Which lines in the material below contain the word "MACHADO"? Copy each of them.
+---+
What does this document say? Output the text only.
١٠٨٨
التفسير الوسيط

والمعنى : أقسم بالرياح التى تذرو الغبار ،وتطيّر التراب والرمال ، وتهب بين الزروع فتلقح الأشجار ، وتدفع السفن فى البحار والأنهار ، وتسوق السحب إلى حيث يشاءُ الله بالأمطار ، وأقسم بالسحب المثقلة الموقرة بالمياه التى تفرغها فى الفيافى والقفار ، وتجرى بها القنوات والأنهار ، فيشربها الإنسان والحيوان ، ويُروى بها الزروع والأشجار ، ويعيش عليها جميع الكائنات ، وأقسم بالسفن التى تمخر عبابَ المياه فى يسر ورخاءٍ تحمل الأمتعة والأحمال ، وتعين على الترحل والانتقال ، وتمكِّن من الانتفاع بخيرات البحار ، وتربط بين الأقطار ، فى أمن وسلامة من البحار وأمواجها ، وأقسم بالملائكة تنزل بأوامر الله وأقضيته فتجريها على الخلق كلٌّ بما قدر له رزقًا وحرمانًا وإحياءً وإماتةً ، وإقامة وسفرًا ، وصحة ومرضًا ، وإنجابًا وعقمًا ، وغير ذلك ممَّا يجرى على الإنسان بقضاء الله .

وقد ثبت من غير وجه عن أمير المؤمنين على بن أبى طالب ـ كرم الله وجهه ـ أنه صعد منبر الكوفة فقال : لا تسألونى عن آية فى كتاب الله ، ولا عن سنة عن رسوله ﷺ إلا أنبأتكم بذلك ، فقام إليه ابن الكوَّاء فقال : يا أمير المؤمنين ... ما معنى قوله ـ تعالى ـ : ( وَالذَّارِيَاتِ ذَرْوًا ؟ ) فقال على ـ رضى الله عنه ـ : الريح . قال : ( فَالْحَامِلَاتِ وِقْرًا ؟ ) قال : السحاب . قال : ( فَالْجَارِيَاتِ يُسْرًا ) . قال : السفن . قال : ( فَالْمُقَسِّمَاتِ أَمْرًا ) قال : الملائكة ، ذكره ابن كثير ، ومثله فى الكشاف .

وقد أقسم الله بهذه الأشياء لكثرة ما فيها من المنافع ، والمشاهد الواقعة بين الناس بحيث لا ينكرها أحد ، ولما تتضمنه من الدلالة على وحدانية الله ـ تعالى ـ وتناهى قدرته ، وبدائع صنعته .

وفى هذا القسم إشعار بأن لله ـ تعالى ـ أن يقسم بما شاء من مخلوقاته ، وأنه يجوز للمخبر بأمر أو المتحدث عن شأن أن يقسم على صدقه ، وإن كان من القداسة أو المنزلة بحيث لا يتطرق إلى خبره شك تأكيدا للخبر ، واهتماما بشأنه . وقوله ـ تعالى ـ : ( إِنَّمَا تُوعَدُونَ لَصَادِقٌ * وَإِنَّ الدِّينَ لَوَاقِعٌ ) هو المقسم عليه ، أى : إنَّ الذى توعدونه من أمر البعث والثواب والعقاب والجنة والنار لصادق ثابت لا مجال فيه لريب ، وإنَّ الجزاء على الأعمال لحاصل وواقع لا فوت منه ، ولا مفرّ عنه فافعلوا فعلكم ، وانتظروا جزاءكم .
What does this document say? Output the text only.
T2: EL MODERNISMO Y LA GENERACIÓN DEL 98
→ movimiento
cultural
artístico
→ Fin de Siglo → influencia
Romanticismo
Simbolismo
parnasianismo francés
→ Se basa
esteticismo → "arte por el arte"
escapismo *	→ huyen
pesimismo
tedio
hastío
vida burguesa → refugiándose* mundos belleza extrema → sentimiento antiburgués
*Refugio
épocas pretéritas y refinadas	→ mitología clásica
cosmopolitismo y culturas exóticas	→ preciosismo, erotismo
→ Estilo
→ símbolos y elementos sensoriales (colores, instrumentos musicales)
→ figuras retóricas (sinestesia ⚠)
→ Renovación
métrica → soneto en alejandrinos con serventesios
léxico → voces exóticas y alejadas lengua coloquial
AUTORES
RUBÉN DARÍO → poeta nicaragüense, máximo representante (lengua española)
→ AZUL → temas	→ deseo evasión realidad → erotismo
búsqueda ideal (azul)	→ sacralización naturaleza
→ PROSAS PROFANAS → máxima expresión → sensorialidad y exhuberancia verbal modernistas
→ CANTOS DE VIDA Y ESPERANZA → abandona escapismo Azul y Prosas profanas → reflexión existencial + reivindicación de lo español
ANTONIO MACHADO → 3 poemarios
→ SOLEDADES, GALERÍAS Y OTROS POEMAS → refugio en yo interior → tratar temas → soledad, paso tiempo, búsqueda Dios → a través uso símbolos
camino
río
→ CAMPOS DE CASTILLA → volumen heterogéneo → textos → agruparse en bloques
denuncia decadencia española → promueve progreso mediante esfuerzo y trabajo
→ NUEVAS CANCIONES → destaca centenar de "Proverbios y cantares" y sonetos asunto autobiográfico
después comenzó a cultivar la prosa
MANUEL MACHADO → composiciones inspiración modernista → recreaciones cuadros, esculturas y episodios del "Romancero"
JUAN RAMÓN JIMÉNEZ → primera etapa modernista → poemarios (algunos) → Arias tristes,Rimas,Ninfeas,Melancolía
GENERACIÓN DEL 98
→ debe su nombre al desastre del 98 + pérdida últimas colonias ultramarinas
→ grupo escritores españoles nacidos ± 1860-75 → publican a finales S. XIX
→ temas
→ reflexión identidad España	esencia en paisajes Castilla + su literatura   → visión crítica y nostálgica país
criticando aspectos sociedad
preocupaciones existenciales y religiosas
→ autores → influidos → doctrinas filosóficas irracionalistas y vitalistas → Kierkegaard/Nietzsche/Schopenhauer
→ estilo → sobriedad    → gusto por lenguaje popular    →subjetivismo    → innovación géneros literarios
+---+
Result below
ANTONIO MACHADO → 3 poemarios
MANUEL MACHADO → composiciones inspiración modernista → recreaciones cuadros, esculturas y episodios del "Romancero"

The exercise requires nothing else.